_Rows_

** Start **

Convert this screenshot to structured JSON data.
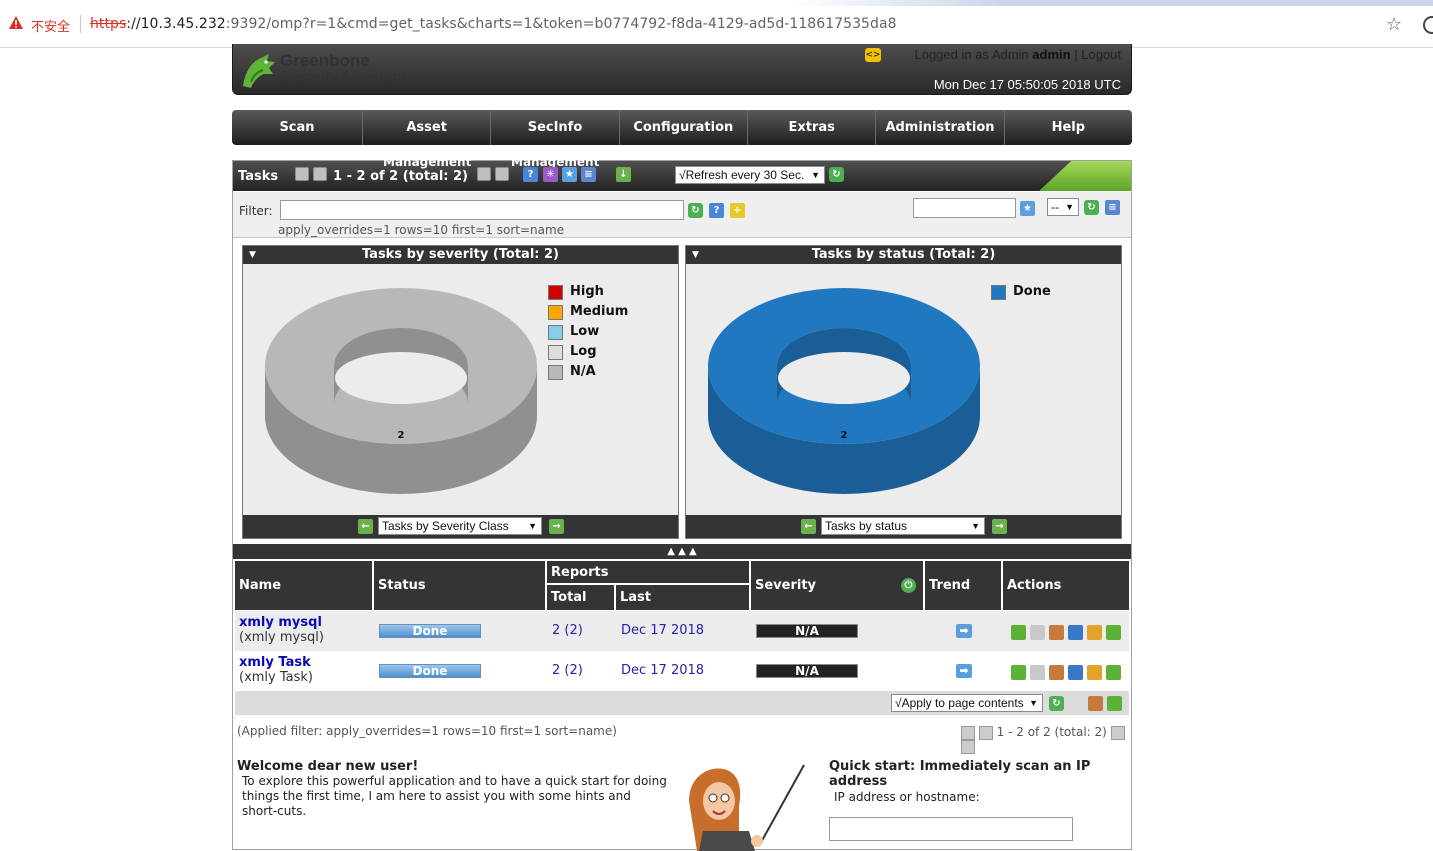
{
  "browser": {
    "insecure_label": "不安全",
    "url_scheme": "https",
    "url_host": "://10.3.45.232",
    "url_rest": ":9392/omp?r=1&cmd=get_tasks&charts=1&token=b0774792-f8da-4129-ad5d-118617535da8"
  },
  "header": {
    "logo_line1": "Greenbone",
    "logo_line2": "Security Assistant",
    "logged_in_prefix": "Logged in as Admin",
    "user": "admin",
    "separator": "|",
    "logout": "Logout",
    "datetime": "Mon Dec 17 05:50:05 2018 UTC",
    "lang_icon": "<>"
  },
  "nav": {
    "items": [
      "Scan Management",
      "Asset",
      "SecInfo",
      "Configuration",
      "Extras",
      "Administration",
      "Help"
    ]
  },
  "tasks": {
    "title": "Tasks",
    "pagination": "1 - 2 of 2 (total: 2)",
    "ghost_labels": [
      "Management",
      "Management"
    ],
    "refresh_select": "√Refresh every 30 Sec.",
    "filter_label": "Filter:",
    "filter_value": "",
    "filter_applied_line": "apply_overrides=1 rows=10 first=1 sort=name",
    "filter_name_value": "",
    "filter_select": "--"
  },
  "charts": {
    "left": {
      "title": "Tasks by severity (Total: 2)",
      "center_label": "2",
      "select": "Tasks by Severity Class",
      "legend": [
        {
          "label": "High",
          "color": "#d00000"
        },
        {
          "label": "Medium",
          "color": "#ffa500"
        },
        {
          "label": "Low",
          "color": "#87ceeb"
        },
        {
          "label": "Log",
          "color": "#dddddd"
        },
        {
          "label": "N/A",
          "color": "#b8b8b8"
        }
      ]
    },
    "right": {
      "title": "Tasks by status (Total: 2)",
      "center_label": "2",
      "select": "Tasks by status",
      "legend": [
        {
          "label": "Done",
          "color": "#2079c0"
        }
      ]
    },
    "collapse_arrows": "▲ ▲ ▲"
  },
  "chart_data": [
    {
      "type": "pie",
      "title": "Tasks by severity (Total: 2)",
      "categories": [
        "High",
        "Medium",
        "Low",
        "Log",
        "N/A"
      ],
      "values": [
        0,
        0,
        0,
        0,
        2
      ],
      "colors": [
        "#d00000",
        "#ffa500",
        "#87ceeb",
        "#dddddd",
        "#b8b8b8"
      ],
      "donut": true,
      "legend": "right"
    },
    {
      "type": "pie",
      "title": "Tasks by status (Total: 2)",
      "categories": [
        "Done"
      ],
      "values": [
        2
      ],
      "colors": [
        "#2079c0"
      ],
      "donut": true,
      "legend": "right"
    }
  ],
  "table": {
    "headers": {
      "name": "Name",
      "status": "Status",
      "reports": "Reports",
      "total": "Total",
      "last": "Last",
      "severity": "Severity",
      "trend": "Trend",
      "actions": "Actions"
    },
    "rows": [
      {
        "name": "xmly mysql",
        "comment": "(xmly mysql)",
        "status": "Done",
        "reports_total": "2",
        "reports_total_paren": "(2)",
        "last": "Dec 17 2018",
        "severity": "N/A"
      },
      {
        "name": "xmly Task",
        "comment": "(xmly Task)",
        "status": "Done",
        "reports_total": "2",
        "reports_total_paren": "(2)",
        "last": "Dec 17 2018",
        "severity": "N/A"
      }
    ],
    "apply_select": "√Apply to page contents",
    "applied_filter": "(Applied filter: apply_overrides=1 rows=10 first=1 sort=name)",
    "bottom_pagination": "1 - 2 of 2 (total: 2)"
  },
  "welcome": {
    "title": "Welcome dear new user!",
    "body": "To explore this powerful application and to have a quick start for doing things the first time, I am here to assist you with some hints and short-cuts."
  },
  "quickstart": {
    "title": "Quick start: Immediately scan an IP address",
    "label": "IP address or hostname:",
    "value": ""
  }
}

** End **

_Directions_
The pictures in the entries should be left out; output everything else exactly.

_Final answer_
Convert this screenshot to structured JSON data.
{
  "browser": {
    "insecure_label": "不安全",
    "url_scheme": "https",
    "url_host": "://10.3.45.232",
    "url_rest": ":9392/omp?r=1&cmd=get_tasks&charts=1&token=b0774792-f8da-4129-ad5d-118617535da8"
  },
  "header": {
    "logo_line1": "Greenbone",
    "logo_line2": "Security Assistant",
    "logged_in_prefix": "Logged in as Admin",
    "user": "admin",
    "separator": "|",
    "logout": "Logout",
    "datetime": "Mon Dec 17 05:50:05 2018 UTC",
    "lang_icon": "<>"
  },
  "nav": {
    "items": [
      "Scan Management",
      "Asset",
      "SecInfo",
      "Configuration",
      "Extras",
      "Administration",
      "Help"
    ]
  },
  "tasks": {
    "title": "Tasks",
    "pagination": "1 - 2 of 2 (total: 2)",
    "ghost_labels": [
      "Management",
      "Management"
    ],
    "refresh_select": "√Refresh every 30 Sec.",
    "filter_label": "Filter:",
    "filter_value": "",
    "filter_applied_line": "apply_overrides=1 rows=10 first=1 sort=name",
    "filter_name_value": "",
    "filter_select": "--"
  },
  "charts": {
    "left": {
      "title": "Tasks by severity (Total: 2)",
      "center_label": "2",
      "select": "Tasks by Severity Class",
      "legend": [
        {
          "label": "High",
          "color": "#d00000"
        },
        {
          "label": "Medium",
          "color": "#ffa500"
        },
        {
          "label": "Low",
          "color": "#87ceeb"
        },
        {
          "label": "Log",
          "color": "#dddddd"
        },
        {
          "label": "N/A",
          "color": "#b8b8b8"
        }
      ]
    },
    "right": {
      "title": "Tasks by status (Total: 2)",
      "center_label": "2",
      "select": "Tasks by status",
      "legend": [
        {
          "label": "Done",
          "color": "#2079c0"
        }
      ]
    },
    "collapse_arrows": "▲ ▲ ▲"
  },
  "chart_data": [
    {
      "type": "pie",
      "title": "Tasks by severity (Total: 2)",
      "categories": [
        "High",
        "Medium",
        "Low",
        "Log",
        "N/A"
      ],
      "values": [
        0,
        0,
        0,
        0,
        2
      ],
      "colors": [
        "#d00000",
        "#ffa500",
        "#87ceeb",
        "#dddddd",
        "#b8b8b8"
      ],
      "donut": true,
      "legend": "right"
    },
    {
      "type": "pie",
      "title": "Tasks by status (Total: 2)",
      "categories": [
        "Done"
      ],
      "values": [
        2
      ],
      "colors": [
        "#2079c0"
      ],
      "donut": true,
      "legend": "right"
    }
  ],
  "table": {
    "headers": {
      "name": "Name",
      "status": "Status",
      "reports": "Reports",
      "total": "Total",
      "last": "Last",
      "severity": "Severity",
      "trend": "Trend",
      "actions": "Actions"
    },
    "rows": [
      {
        "name": "xmly mysql",
        "comment": "(xmly mysql)",
        "status": "Done",
        "reports_total": "2",
        "reports_total_paren": "(2)",
        "last": "Dec 17 2018",
        "severity": "N/A"
      },
      {
        "name": "xmly Task",
        "comment": "(xmly Task)",
        "status": "Done",
        "reports_total": "2",
        "reports_total_paren": "(2)",
        "last": "Dec 17 2018",
        "severity": "N/A"
      }
    ],
    "apply_select": "√Apply to page contents",
    "applied_filter": "(Applied filter: apply_overrides=1 rows=10 first=1 sort=name)",
    "bottom_pagination": "1 - 2 of 2 (total: 2)"
  },
  "welcome": {
    "title": "Welcome dear new user!",
    "body": "To explore this powerful application and to have a quick start for doing things the first time, I am here to assist you with some hints and short-cuts."
  },
  "quickstart": {
    "title": "Quick start: Immediately scan an IP address",
    "label": "IP address or hostname:",
    "value": ""
  }
}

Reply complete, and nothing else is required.